┌──

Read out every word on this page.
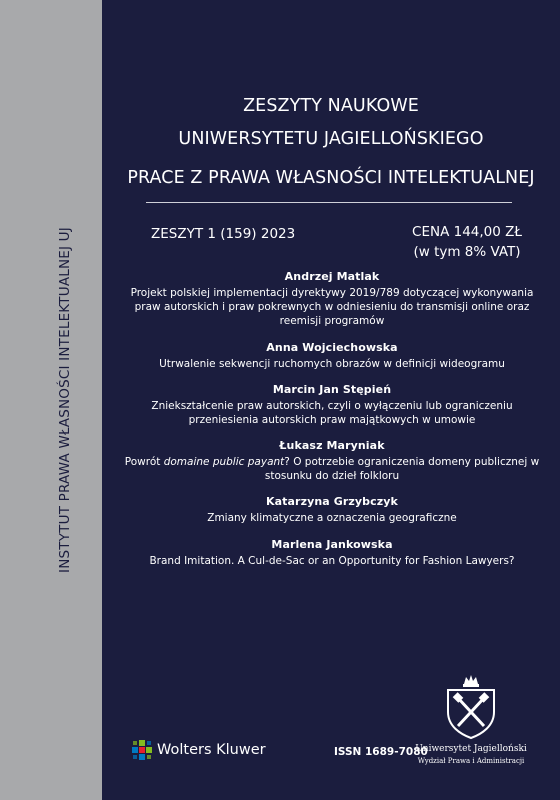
INSTYTUT PRAWA WŁASNOŚCI INTELEKTUALNEJ UJ
ZESZYTY NAUKOWE
UNIWERSYTETU JAGIELLOŃSKIEGO
PRACE Z PRAWA WŁASNOŚCI INTELEKTUALNEJ
ZESZYT 1 (159) 2023	CENA 144,00 ZŁ
(w tym 8% VAT)
Andrzej Matlak
Projekt polskiej implementacji dyrektywy 2019/789 dotyczącej wykonywania praw autorskich i praw pokrewnych w odniesieniu do transmisji online oraz reemisji programów
Anna Wojciechowska
Utrwalenie sekwencji ruchomych obrazów w definicji wideogramu
Marcin Jan Stępień
Zniekształcenie praw autorskich, czyli o wyłączeniu lub ograniczeniu przeniesienia autorskich praw majątkowych w umowie
Łukasz Maryniak
Powrót domaine public payant? O potrzebie ograniczenia domeny publicznej w stosunku do dzieł folkloru
Katarzyna Grzybczyk
Zmiany klimatyczne a oznaczenia geograficzne
Marlena Jankowska
Brand Imitation. A Cul-de-Sac or an Opportunity for Fashion Lawyers?
Wolters Kluwer	ISSN 1689-7080
Uniwersytet Jagielloński
Wydział Prawa i Administracji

└──

### What you have to do
Say how many lines in the records hold "INTELEKTUALNEJ", with the number as the whole reply.

### Task answer
2